* **Requirement**: Transcribe the listing in full, excluding any pictures.

[begin Excerpted records]

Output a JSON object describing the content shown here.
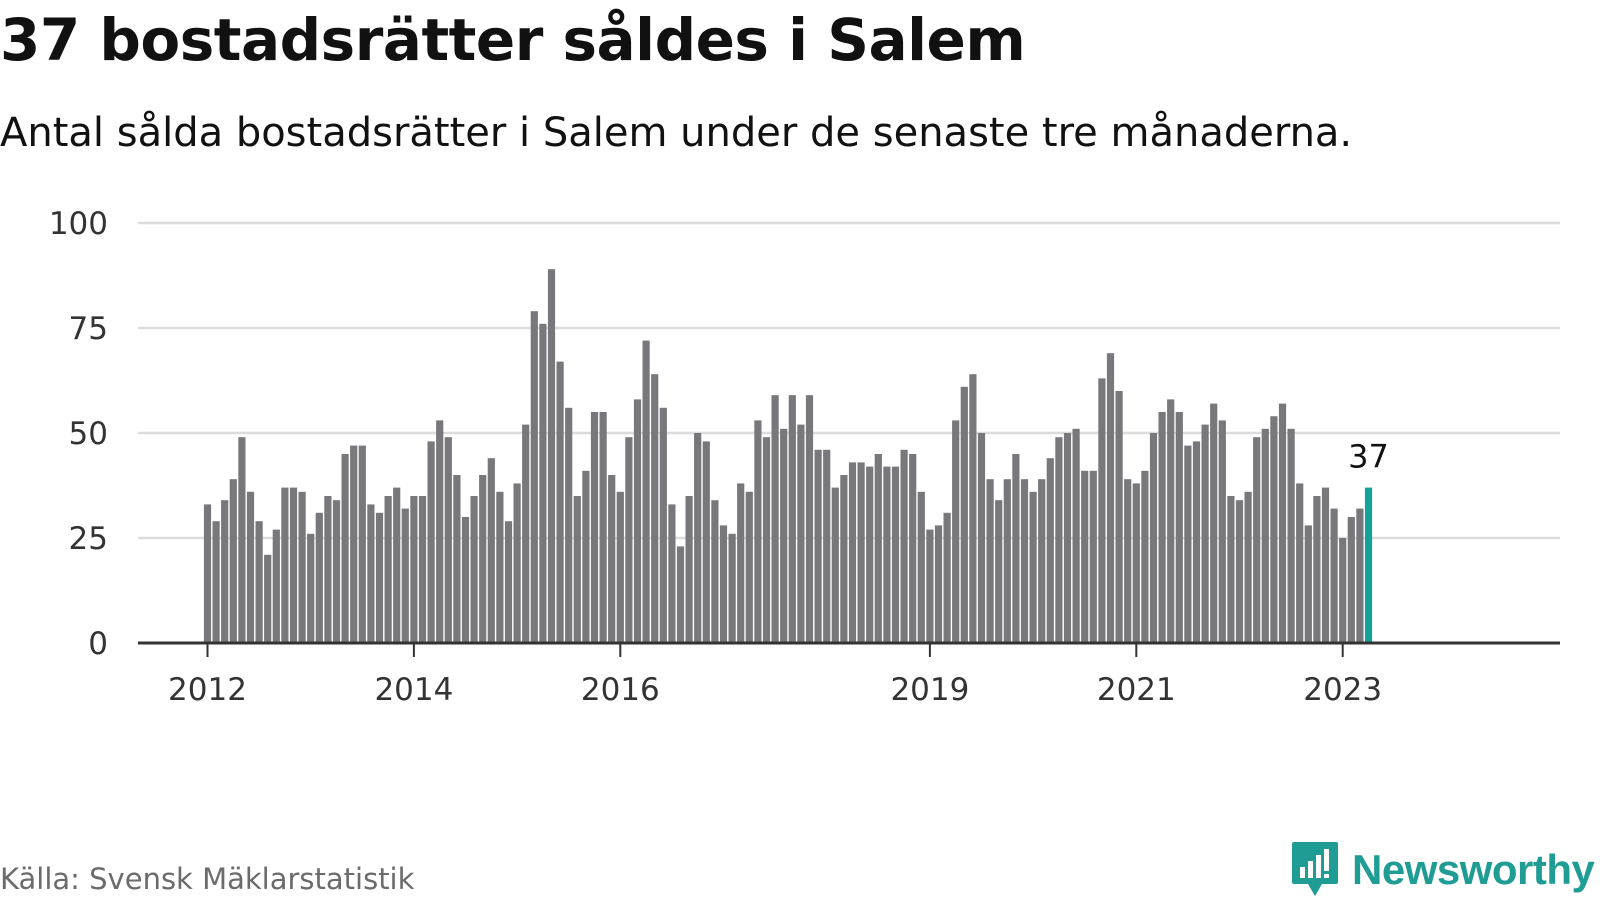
{
  "title": "37 bostadsrätter såldes i Salem",
  "subtitle": "Antal sålda bostadsrätter i Salem under de senaste tre månaderna.",
  "source": "Källa: Svensk Mäklarstatistik",
  "brand": "Newsworthy",
  "colors": {
    "bar": "#78777c",
    "highlight": "#14a39a",
    "grid": "#dcdcdc",
    "axis": "#333333",
    "brand": "#1f9c93"
  },
  "chart_data": {
    "type": "bar",
    "title": "37 bostadsrätter såldes i Salem",
    "xlabel": "",
    "ylabel": "",
    "ylim": [
      0,
      100
    ],
    "yticks": [
      0,
      25,
      50,
      75,
      100
    ],
    "grid": true,
    "x_tick_labels": [
      {
        "label": "2012",
        "index": 0
      },
      {
        "label": "2014",
        "index": 24
      },
      {
        "label": "2016",
        "index": 48
      },
      {
        "label": "2019",
        "index": 84
      },
      {
        "label": "2021",
        "index": 108
      },
      {
        "label": "2023",
        "index": 132
      }
    ],
    "highlight_index": 135,
    "highlight_label": "37",
    "values": [
      33,
      29,
      34,
      39,
      49,
      36,
      29,
      21,
      27,
      37,
      37,
      36,
      26,
      31,
      35,
      34,
      45,
      47,
      47,
      33,
      31,
      35,
      37,
      32,
      35,
      35,
      48,
      53,
      49,
      40,
      30,
      35,
      40,
      44,
      36,
      29,
      38,
      52,
      79,
      76,
      89,
      67,
      56,
      35,
      41,
      55,
      55,
      40,
      36,
      49,
      58,
      72,
      64,
      56,
      33,
      23,
      35,
      50,
      48,
      34,
      28,
      26,
      38,
      36,
      53,
      49,
      59,
      51,
      59,
      52,
      59,
      46,
      46,
      37,
      40,
      43,
      43,
      42,
      45,
      42,
      42,
      46,
      45,
      36,
      27,
      28,
      31,
      53,
      61,
      64,
      50,
      39,
      34,
      39,
      45,
      39,
      36,
      39,
      44,
      49,
      50,
      51,
      41,
      41,
      63,
      69,
      60,
      39,
      38,
      41,
      50,
      55,
      58,
      55,
      47,
      48,
      52,
      57,
      53,
      35,
      34,
      36,
      49,
      51,
      54,
      57,
      51,
      38,
      28,
      35,
      37,
      32,
      25,
      30,
      32,
      37
    ]
  }
}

[end Excerpted records]

* **Result for this task**:
Output a JSON object describing the content shown here.
{
  "title": "37 bostadsrätter såldes i Salem",
  "subtitle": "Antal sålda bostadsrätter i Salem under de senaste tre månaderna.",
  "source": "Källa: Svensk Mäklarstatistik",
  "brand": "Newsworthy",
  "colors": {
    "bar": "#78777c",
    "highlight": "#14a39a",
    "grid": "#dcdcdc",
    "axis": "#333333",
    "brand": "#1f9c93"
  },
  "chart_data": {
    "type": "bar",
    "title": "37 bostadsrätter såldes i Salem",
    "xlabel": "",
    "ylabel": "",
    "ylim": [
      0,
      100
    ],
    "yticks": [
      0,
      25,
      50,
      75,
      100
    ],
    "grid": true,
    "x_tick_labels": [
      {
        "label": "2012",
        "index": 0
      },
      {
        "label": "2014",
        "index": 24
      },
      {
        "label": "2016",
        "index": 48
      },
      {
        "label": "2019",
        "index": 84
      },
      {
        "label": "2021",
        "index": 108
      },
      {
        "label": "2023",
        "index": 132
      }
    ],
    "highlight_index": 135,
    "highlight_label": "37",
    "values": [
      33,
      29,
      34,
      39,
      49,
      36,
      29,
      21,
      27,
      37,
      37,
      36,
      26,
      31,
      35,
      34,
      45,
      47,
      47,
      33,
      31,
      35,
      37,
      32,
      35,
      35,
      48,
      53,
      49,
      40,
      30,
      35,
      40,
      44,
      36,
      29,
      38,
      52,
      79,
      76,
      89,
      67,
      56,
      35,
      41,
      55,
      55,
      40,
      36,
      49,
      58,
      72,
      64,
      56,
      33,
      23,
      35,
      50,
      48,
      34,
      28,
      26,
      38,
      36,
      53,
      49,
      59,
      51,
      59,
      52,
      59,
      46,
      46,
      37,
      40,
      43,
      43,
      42,
      45,
      42,
      42,
      46,
      45,
      36,
      27,
      28,
      31,
      53,
      61,
      64,
      50,
      39,
      34,
      39,
      45,
      39,
      36,
      39,
      44,
      49,
      50,
      51,
      41,
      41,
      63,
      69,
      60,
      39,
      38,
      41,
      50,
      55,
      58,
      55,
      47,
      48,
      52,
      57,
      53,
      35,
      34,
      36,
      49,
      51,
      54,
      57,
      51,
      38,
      28,
      35,
      37,
      32,
      25,
      30,
      32,
      37
    ]
  }
}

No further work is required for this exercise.